## Task instructions:
Starting with the line that includes "Read out every word on this page.", write out every remaining line of the records below exactly as it appears, leaving out any images.

## Task inputs:

☆ ☆ ☆ ☆ ☆ ☆ ☆

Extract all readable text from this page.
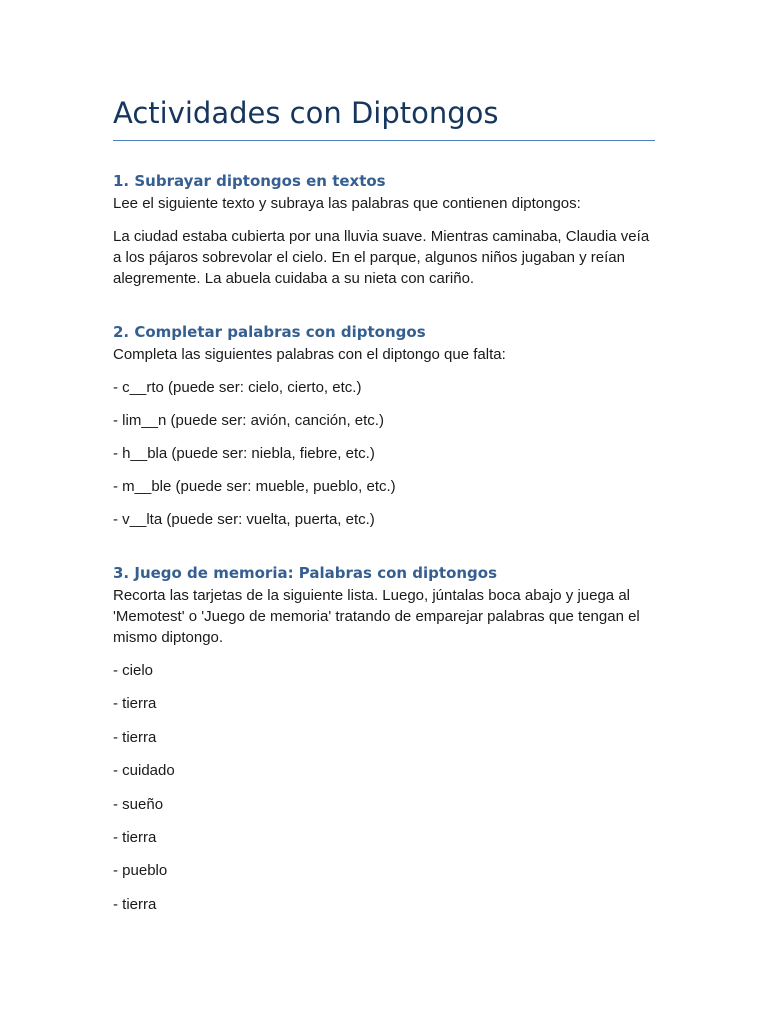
Actividades con Diptongos
1. Subrayar diptongos en textos

Lee el siguiente texto y subraya las palabras que contienen diptongos:

La ciudad estaba cubierta por una lluvia suave. Mientras caminaba, Claudia veía a los pájaros sobrevolar el cielo. En el parque, algunos niños jugaban y reían alegremente. La abuela cuidaba a su nieta con cariño.

2. Completar palabras con diptongos

Completa las siguientes palabras con el diptongo que falta:

- c__rto (puede ser: cielo, cierto, etc.)

- lim__n (puede ser: avión, canción, etc.)

- h__bla (puede ser: niebla, fiebre, etc.)

- m__ble (puede ser: mueble, pueblo, etc.)

- v__lta (puede ser: vuelta, puerta, etc.)

3. Juego de memoria: Palabras con diptongos

Recorta las tarjetas de la siguiente lista. Luego, júntalas boca abajo y juega al 'Memotest' o 'Juego de memoria' tratando de emparejar palabras que tengan el mismo diptongo.

- cielo

- tierra

- tierra

- cuidado

- sueño

- tierra

- pueblo

- tierra
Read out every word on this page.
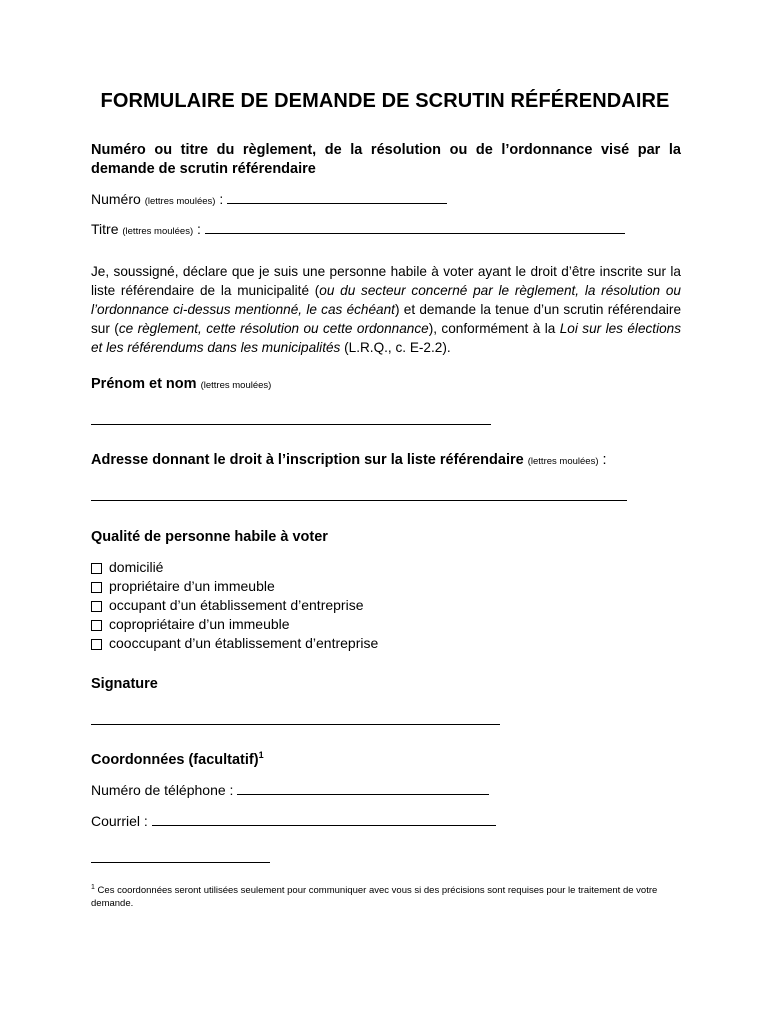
FORMULAIRE DE DEMANDE DE SCRUTIN RÉFÉRENDAIRE
Numéro ou titre du règlement, de la résolution ou de l’ordonnance visé par la
demande de scrutin référendaire
Numéro (lettres moulées) :
Titre (lettres moulées) :
Je, soussigné, déclare que je suis une personne habile à voter ayant le droit d’être inscrite sur la liste référendaire de la municipalité (ou du secteur concerné par le règlement, la résolution ou l’ordonnance ci-dessus mentionné, le cas échéant) et demande la tenue d’un scrutin référendaire sur (ce règlement, cette résolution ou cette ordonnance), conformément à la Loi sur les élections et les référendums dans les municipalités (L.R.Q., c. E-2.2).
Prénom et nom (lettres moulées)
Adresse donnant le droit à l’inscription sur la liste référendaire (lettres moulées) :
Qualité de personne habile à voter
domicilié
propriétaire d’un immeuble
occupant d’un établissement d’entreprise
copropriétaire d’un immeuble
cooccupant d’un établissement d’entreprise
Signature
Coordonnées (facultatif)$^1$
Numéro de téléphone :
Courriel :
$^1$ Ces coordonnées seront utilisées seulement pour communiquer avec vous si des précisions sont requises pour le traitement de votre demande.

☆ ☆ ☆ ☆ ☆ ☆ ☆

## Exercise answer:
Read out every word on this page.
FORMULAIRE DE DEMANDE DE SCRUTIN RÉFÉRENDAIRE
Numéro ou titre du règlement, de la résolution ou de l’ordonnance visé par la
demande de scrutin référendaire
Numéro (lettres moulées) :
Titre (lettres moulées) :
Je, soussigné, déclare que je suis une personne habile à voter ayant le droit d’être inscrite sur la liste référendaire de la municipalité (ou du secteur concerné par le règlement, la résolution ou l’ordonnance ci-dessus mentionné, le cas échéant) et demande la tenue d’un scrutin référendaire sur (ce règlement, cette résolution ou cette ordonnance), conformément à la Loi sur les élections et les référendums dans les municipalités (L.R.Q., c. E-2.2).
Prénom et nom (lettres moulées)
Adresse donnant le droit à l’inscription sur la liste référendaire (lettres moulées) :
Qualité de personne habile à voter
domicilié
propriétaire d’un immeuble
occupant d’un établissement d’entreprise
copropriétaire d’un immeuble
cooccupant d’un établissement d’entreprise
Signature
Coordonnées (facultatif)$^1$
Numéro de téléphone :
Courriel :
$^1$ Ces coordonnées seront utilisées seulement pour communiquer avec vous si des précisions sont requises pour le traitement de votre demande.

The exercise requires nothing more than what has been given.